■ **Exercise aim**: Word for word, retype every entry in the listing.

[Data entries]
..........

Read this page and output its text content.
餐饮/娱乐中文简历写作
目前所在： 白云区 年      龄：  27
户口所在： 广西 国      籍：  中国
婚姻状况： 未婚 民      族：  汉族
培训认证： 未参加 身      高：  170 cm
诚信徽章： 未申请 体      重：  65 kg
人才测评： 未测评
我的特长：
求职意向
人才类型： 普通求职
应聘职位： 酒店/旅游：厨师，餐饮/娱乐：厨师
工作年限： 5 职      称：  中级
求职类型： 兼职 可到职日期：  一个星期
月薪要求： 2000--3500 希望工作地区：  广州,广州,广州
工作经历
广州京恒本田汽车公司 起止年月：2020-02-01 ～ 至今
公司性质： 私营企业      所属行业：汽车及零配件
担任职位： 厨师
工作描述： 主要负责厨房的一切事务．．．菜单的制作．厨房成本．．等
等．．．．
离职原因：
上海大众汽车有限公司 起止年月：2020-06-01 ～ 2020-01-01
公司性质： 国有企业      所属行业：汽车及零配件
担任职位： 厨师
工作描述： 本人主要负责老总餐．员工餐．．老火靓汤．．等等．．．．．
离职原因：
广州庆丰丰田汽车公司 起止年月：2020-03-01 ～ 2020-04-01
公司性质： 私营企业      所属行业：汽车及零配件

..........

■ **The answer**:
Read this page and output its text content.
餐饮/娱乐中文简历写作
目前所在： 白云区 年      龄：  27
户口所在： 广西 国      籍：  中国
婚姻状况： 未婚 民      族：  汉族
培训认证： 未参加 身      高：  170 cm
诚信徽章： 未申请 体      重：  65 kg
人才测评： 未测评
我的特长：
求职意向
人才类型： 普通求职
应聘职位： 酒店/旅游：厨师，餐饮/娱乐：厨师
工作年限： 5 职      称：  中级
求职类型： 兼职 可到职日期：  一个星期
月薪要求： 2000--3500 希望工作地区：  广州,广州,广州
工作经历
广州京恒本田汽车公司 起止年月：2020-02-01 ～ 至今
公司性质： 私营企业      所属行业：汽车及零配件
担任职位： 厨师
工作描述： 主要负责厨房的一切事务．．．菜单的制作．厨房成本．．等
等．．．．
离职原因：
上海大众汽车有限公司 起止年月：2020-06-01 ～ 2020-01-01
公司性质： 国有企业      所属行业：汽车及零配件
担任职位： 厨师
工作描述： 本人主要负责老总餐．员工餐．．老火靓汤．．等等．．．．．
离职原因：
广州庆丰丰田汽车公司 起止年月：2020-03-01 ～ 2020-04-01
公司性质： 私营企业      所属行业：汽车及零配件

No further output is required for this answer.